• **THE EXERCISE**:
An exact copy of every record is needed.

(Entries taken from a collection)
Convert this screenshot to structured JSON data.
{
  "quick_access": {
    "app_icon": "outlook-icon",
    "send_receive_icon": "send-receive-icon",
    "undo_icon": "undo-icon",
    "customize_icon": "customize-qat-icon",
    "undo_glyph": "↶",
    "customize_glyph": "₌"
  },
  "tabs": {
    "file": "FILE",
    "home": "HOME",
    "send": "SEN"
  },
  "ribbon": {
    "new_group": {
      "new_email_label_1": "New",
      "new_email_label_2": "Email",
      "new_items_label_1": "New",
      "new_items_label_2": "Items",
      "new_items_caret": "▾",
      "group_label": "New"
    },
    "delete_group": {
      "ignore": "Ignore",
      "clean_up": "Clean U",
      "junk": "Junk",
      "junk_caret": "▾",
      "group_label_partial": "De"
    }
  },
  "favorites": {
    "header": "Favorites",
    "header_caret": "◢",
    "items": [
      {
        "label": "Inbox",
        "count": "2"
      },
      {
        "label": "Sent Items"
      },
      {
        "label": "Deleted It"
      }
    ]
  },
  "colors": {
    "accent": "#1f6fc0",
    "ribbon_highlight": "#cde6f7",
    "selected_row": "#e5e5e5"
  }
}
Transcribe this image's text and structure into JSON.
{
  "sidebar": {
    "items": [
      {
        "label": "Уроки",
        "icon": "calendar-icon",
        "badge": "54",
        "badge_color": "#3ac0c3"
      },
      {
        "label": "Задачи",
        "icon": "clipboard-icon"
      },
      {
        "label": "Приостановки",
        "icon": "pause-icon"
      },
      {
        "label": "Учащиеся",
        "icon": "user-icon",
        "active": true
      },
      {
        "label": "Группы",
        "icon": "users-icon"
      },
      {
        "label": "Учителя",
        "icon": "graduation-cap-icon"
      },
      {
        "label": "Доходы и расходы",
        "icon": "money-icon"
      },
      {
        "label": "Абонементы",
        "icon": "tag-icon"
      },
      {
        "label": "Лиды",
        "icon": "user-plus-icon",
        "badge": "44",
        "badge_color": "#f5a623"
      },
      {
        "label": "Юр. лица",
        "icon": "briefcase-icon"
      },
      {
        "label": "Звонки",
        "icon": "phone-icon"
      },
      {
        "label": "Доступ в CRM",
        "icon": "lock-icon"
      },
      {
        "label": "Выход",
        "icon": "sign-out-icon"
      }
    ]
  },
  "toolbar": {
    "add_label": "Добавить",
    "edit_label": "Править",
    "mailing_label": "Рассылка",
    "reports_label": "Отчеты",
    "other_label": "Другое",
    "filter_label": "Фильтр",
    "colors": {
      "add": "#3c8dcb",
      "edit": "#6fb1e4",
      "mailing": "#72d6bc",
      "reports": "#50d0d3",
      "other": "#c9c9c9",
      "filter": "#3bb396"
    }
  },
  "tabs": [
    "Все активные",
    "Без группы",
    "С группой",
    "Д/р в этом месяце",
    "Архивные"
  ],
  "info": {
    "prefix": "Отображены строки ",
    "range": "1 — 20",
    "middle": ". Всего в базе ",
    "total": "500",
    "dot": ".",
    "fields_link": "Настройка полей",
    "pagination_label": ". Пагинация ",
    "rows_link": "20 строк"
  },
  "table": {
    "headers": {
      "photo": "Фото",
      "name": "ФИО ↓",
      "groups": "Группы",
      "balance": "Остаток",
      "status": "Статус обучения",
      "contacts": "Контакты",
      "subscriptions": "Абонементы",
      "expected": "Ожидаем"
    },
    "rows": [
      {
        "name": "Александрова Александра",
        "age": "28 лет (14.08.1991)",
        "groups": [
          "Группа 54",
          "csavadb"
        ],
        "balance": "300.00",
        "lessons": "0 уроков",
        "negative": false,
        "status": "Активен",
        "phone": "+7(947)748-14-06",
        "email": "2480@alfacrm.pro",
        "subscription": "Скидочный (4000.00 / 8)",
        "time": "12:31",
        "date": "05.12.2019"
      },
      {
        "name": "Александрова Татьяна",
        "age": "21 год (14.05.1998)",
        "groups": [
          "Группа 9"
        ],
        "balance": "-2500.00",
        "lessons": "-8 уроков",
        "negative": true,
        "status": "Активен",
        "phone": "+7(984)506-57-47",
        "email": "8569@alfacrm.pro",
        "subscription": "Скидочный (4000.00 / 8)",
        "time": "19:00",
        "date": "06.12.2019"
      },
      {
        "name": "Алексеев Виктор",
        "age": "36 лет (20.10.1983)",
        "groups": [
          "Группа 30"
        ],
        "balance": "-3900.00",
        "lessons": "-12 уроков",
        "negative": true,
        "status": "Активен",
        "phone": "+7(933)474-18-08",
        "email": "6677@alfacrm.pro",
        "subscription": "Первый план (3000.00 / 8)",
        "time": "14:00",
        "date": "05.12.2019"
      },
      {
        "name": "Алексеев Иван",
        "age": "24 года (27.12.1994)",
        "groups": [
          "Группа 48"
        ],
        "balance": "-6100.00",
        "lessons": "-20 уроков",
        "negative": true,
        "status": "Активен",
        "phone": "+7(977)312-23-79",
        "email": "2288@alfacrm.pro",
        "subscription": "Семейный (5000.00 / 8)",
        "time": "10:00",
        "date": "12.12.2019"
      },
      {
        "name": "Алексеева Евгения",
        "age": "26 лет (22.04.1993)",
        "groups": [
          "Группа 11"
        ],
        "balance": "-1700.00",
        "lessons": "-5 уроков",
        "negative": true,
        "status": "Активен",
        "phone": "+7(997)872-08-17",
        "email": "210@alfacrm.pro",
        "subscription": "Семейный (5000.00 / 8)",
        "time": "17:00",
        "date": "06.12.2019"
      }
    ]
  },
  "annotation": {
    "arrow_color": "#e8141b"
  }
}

• **ANSWER FOR THIS EXERCISE**:
Convert this screenshot to structured JSON data.
{
  "quick_access": {
    "app_icon": "outlook-icon",
    "send_receive_icon": "send-receive-icon",
    "undo_icon": "undo-icon",
    "customize_icon": "customize-qat-icon",
    "undo_glyph": "↶",
    "customize_glyph": "₌"
  },
  "tabs": {
    "file": "FILE",
    "home": "HOME",
    "send": "SEN"
  },
  "ribbon": {
    "new_group": {
      "new_email_label_1": "New",
      "new_email_label_2": "Email",
      "new_items_label_1": "New",
      "new_items_label_2": "Items",
      "new_items_caret": "▾",
      "group_label": "New"
    },
    "delete_group": {
      "ignore": "Ignore",
      "clean_up": "Clean U",
      "junk": "Junk",
      "junk_caret": "▾",
      "group_label_partial": "De"
    }
  },
  "favorites": {
    "header": "Favorites",
    "header_caret": "◢",
    "items": [
      {
        "label": "Inbox",
        "count": "2"
      },
      {
        "label": "Sent Items"
      },
      {
        "label": "Deleted It"
      }
    ]
  },
  "colors": {
    "accent": "#1f6fc0",
    "ribbon_highlight": "#cde6f7",
    "selected_row": "#e5e5e5"
  }
}
Transcribe this image's text and structure into JSON.
{
  "sidebar": {
    "items": [
      {
        "label": "Уроки",
        "icon": "calendar-icon",
        "badge": "54",
        "badge_color": "#3ac0c3"
      },
      {
        "label": "Задачи",
        "icon": "clipboard-icon"
      },
      {
        "label": "Приостановки",
        "icon": "pause-icon"
      },
      {
        "label": "Учащиеся",
        "icon": "user-icon",
        "active": true
      },
      {
        "label": "Группы",
        "icon": "users-icon"
      },
      {
        "label": "Учителя",
        "icon": "graduation-cap-icon"
      },
      {
        "label": "Доходы и расходы",
        "icon": "money-icon"
      },
      {
        "label": "Абонементы",
        "icon": "tag-icon"
      },
      {
        "label": "Лиды",
        "icon": "user-plus-icon",
        "badge": "44",
        "badge_color": "#f5a623"
      },
      {
        "label": "Юр. лица",
        "icon": "briefcase-icon"
      },
      {
        "label": "Звонки",
        "icon": "phone-icon"
      },
      {
        "label": "Доступ в CRM",
        "icon": "lock-icon"
      },
      {
        "label": "Выход",
        "icon": "sign-out-icon"
      }
    ]
  },
  "toolbar": {
    "add_label": "Добавить",
    "edit_label": "Править",
    "mailing_label": "Рассылка",
    "reports_label": "Отчеты",
    "other_label": "Другое",
    "filter_label": "Фильтр",
    "colors": {
      "add": "#3c8dcb",
      "edit": "#6fb1e4",
      "mailing": "#72d6bc",
      "reports": "#50d0d3",
      "other": "#c9c9c9",
      "filter": "#3bb396"
    }
  },
  "tabs": [
    "Все активные",
    "Без группы",
    "С группой",
    "Д/р в этом месяце",
    "Архивные"
  ],
  "info": {
    "prefix": "Отображены строки ",
    "range": "1 — 20",
    "middle": ". Всего в базе ",
    "total": "500",
    "dot": ".",
    "fields_link": "Настройка полей",
    "pagination_label": ". Пагинация ",
    "rows_link": "20 строк"
  },
  "table": {
    "headers": {
      "photo": "Фото",
      "name": "ФИО ↓",
      "groups": "Группы",
      "balance": "Остаток",
      "status": "Статус обучения",
      "contacts": "Контакты",
      "subscriptions": "Абонементы",
      "expected": "Ожидаем"
    },
    "rows": [
      {
        "name": "Александрова Александра",
        "age": "28 лет (14.08.1991)",
        "groups": [
          "Группа 54",
          "csavadb"
        ],
        "balance": "300.00",
        "lessons": "0 уроков",
        "negative": false,
        "status": "Активен",
        "phone": "+7(947)748-14-06",
        "email": "2480@alfacrm.pro",
        "subscription": "Скидочный (4000.00 / 8)",
        "time": "12:31",
        "date": "05.12.2019"
      },
      {
        "name": "Александрова Татьяна",
        "age": "21 год (14.05.1998)",
        "groups": [
          "Группа 9"
        ],
        "balance": "-2500.00",
        "lessons": "-8 уроков",
        "negative": true,
        "status": "Активен",
        "phone": "+7(984)506-57-47",
        "email": "8569@alfacrm.pro",
        "subscription": "Скидочный (4000.00 / 8)",
        "time": "19:00",
        "date": "06.12.2019"
      },
      {
        "name": "Алексеев Виктор",
        "age": "36 лет (20.10.1983)",
        "groups": [
          "Группа 30"
        ],
        "balance": "-3900.00",
        "lessons": "-12 уроков",
        "negative": true,
        "status": "Активен",
        "phone": "+7(933)474-18-08",
        "email": "6677@alfacrm.pro",
        "subscription": "Первый план (3000.00 / 8)",
        "time": "14:00",
        "date": "05.12.2019"
      },
      {
        "name": "Алексеев Иван",
        "age": "24 года (27.12.1994)",
        "groups": [
          "Группа 48"
        ],
        "balance": "-6100.00",
        "lessons": "-20 уроков",
        "negative": true,
        "status": "Активен",
        "phone": "+7(977)312-23-79",
        "email": "2288@alfacrm.pro",
        "subscription": "Семейный (5000.00 / 8)",
        "time": "10:00",
        "date": "12.12.2019"
      },
      {
        "name": "Алексеева Евгения",
        "age": "26 лет (22.04.1993)",
        "groups": [
          "Группа 11"
        ],
        "balance": "-1700.00",
        "lessons": "-5 уроков",
        "negative": true,
        "status": "Активен",
        "phone": "+7(997)872-08-17",
        "email": "210@alfacrm.pro",
        "subscription": "Семейный (5000.00 / 8)",
        "time": "17:00",
        "date": "06.12.2019"
      }
    ]
  },
  "annotation": {
    "arrow_color": "#e8141b"
  }
}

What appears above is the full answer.